(Extracted data entries)

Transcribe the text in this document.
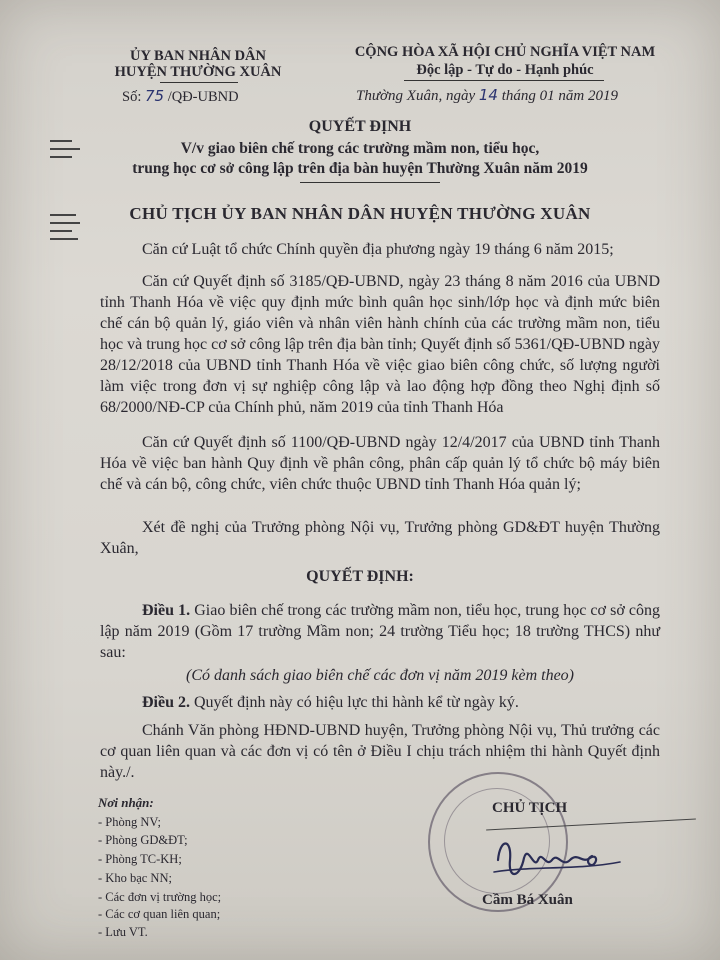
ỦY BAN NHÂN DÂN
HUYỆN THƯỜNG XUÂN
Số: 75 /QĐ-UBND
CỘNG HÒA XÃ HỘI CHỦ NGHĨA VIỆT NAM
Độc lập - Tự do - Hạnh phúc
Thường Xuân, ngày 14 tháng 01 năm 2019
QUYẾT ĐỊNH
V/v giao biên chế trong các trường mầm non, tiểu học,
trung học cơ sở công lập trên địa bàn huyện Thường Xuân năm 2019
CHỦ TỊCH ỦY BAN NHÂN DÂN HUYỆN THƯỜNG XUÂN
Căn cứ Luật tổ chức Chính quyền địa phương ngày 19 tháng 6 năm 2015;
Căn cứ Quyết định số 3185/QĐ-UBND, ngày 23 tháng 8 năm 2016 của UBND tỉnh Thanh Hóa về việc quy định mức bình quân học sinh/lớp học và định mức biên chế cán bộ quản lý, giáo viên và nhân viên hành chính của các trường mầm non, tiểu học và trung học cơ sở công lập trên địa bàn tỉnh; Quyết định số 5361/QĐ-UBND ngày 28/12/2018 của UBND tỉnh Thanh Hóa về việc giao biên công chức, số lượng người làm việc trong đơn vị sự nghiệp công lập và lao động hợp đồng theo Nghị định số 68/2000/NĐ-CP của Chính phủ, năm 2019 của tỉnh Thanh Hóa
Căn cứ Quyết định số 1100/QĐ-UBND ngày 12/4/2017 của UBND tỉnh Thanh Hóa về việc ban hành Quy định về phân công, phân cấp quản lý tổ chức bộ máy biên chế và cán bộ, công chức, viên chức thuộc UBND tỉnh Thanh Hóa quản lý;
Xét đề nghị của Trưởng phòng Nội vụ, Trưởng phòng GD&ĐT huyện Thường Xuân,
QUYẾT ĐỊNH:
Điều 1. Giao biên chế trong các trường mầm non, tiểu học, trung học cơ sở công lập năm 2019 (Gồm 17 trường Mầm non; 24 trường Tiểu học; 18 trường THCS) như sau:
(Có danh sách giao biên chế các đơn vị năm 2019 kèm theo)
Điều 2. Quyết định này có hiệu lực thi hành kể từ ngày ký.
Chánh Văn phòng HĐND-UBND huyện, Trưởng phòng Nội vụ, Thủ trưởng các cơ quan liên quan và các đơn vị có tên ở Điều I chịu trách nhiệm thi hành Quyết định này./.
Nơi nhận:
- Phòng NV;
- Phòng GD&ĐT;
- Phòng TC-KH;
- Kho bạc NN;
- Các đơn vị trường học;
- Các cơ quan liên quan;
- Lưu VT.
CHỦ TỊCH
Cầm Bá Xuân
==
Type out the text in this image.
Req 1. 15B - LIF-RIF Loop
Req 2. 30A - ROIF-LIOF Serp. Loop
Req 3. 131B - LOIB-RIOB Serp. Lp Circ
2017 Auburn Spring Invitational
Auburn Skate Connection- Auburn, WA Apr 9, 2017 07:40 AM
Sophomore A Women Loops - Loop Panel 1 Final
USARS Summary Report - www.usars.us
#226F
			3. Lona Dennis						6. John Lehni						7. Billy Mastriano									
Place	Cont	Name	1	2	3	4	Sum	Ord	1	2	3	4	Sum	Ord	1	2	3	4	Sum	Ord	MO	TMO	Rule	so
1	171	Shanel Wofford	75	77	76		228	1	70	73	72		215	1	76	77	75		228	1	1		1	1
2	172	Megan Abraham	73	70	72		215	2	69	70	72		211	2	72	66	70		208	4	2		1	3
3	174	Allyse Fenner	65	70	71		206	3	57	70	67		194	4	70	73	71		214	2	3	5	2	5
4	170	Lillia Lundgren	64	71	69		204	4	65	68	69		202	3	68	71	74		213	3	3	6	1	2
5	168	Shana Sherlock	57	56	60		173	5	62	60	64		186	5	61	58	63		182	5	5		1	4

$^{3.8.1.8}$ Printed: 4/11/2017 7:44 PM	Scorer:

The exercise. Tally up the lines holding the string "text" in this listing, and report the total alone.

Written response. 2